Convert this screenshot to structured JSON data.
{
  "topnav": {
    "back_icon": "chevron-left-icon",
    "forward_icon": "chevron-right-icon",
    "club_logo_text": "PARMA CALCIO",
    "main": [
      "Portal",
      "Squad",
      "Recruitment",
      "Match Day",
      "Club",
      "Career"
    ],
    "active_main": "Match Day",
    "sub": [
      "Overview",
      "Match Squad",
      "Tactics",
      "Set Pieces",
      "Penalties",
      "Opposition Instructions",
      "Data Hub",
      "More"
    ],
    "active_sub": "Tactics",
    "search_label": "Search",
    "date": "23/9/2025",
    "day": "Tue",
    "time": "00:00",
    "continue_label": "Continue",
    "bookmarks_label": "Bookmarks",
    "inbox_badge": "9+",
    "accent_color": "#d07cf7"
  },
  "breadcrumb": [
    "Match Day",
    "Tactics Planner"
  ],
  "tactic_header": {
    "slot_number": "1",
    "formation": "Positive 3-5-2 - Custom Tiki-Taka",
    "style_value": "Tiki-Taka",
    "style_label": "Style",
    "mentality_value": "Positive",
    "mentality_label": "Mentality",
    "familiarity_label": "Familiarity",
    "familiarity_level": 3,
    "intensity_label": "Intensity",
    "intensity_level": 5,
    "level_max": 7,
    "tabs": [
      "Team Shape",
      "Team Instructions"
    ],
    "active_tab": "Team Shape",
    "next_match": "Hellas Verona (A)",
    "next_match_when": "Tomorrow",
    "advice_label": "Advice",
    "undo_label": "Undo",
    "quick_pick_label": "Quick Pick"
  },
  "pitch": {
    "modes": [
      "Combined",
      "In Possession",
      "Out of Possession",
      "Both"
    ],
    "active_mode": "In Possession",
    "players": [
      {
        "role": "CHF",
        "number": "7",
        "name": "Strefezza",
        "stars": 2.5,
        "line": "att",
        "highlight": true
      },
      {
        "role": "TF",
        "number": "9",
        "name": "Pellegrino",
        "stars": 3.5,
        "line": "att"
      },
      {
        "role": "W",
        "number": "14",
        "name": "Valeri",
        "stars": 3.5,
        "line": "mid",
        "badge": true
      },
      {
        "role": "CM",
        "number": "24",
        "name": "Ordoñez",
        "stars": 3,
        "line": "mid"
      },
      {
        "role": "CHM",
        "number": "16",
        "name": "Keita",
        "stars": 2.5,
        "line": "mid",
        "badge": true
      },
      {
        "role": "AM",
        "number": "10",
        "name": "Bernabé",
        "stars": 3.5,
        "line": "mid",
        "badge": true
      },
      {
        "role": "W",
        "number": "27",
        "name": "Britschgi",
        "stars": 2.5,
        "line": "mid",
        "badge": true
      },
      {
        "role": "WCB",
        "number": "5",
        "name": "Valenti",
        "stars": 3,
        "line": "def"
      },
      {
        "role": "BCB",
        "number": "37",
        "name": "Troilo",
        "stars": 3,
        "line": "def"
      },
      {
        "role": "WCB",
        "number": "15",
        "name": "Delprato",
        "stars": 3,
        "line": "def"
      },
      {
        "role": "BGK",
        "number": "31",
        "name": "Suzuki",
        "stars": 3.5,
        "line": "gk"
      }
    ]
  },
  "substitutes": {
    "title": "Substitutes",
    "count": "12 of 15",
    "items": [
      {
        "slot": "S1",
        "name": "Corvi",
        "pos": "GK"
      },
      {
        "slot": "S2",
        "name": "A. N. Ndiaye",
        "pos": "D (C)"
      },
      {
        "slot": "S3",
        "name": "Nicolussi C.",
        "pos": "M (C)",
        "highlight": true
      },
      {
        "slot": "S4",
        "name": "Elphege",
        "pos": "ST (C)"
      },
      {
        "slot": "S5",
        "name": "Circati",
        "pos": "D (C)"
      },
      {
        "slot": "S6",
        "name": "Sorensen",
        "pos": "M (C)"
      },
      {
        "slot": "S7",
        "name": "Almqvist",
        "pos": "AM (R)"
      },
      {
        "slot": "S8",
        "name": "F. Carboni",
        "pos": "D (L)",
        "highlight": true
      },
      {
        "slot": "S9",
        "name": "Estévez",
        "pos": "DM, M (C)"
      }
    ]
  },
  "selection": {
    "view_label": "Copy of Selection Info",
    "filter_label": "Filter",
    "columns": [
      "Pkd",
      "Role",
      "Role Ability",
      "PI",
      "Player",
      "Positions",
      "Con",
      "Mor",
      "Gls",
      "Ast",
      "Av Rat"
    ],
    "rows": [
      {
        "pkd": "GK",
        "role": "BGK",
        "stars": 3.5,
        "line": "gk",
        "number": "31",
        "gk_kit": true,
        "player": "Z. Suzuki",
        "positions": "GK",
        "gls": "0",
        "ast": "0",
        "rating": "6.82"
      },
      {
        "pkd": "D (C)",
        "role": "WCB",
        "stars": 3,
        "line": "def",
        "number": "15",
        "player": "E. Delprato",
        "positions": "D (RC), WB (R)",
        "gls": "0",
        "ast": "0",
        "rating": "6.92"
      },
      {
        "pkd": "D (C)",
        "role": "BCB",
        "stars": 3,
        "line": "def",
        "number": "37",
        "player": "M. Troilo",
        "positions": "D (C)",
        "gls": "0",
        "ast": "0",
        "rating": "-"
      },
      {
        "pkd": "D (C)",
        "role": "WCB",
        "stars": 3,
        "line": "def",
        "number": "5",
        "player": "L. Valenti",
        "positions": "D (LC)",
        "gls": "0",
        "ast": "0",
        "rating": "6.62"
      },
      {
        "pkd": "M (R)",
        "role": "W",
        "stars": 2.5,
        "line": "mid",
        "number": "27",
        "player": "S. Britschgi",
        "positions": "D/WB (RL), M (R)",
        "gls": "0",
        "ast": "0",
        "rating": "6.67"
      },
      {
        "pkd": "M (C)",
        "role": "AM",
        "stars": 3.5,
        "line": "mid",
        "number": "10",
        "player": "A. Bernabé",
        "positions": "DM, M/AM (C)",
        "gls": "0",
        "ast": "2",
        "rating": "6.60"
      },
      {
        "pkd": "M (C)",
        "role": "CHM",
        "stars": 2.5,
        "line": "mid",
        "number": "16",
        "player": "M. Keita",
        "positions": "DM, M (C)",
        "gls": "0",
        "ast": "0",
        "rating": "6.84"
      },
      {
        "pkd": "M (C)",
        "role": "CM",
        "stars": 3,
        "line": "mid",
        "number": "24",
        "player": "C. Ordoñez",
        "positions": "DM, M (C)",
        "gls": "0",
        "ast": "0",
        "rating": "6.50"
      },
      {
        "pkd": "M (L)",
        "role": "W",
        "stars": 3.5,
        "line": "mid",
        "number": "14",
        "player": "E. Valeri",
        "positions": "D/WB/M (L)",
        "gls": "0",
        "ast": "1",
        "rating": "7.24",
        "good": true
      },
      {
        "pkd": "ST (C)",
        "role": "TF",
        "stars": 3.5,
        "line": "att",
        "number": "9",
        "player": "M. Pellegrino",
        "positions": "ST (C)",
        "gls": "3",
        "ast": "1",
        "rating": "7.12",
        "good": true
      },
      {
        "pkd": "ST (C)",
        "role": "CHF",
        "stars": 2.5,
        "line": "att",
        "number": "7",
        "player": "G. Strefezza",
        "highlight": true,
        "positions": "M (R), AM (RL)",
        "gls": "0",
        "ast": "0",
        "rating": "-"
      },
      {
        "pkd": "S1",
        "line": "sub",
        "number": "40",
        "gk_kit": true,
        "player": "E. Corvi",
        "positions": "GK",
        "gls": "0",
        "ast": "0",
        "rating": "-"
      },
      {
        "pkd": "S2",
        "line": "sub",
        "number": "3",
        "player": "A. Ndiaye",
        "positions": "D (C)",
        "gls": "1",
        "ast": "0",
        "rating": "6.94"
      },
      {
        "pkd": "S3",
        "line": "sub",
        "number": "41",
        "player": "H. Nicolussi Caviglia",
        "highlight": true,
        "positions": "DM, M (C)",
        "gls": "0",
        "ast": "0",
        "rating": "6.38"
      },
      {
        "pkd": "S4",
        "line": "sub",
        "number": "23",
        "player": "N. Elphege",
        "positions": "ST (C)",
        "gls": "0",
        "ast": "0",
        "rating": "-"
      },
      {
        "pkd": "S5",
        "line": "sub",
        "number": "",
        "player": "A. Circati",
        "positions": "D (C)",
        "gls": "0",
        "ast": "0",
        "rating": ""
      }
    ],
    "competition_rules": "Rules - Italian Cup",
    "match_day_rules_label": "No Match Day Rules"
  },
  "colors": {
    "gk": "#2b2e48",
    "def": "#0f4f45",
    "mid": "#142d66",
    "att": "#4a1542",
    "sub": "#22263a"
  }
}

--------

● **DIRECTION**
Look through the entries and return every line where "Pellegrino" appears.

● **OUTPUT OF THE EXERCISE**
        "name": "Pellegrino",
        "player": "M. Pellegrino",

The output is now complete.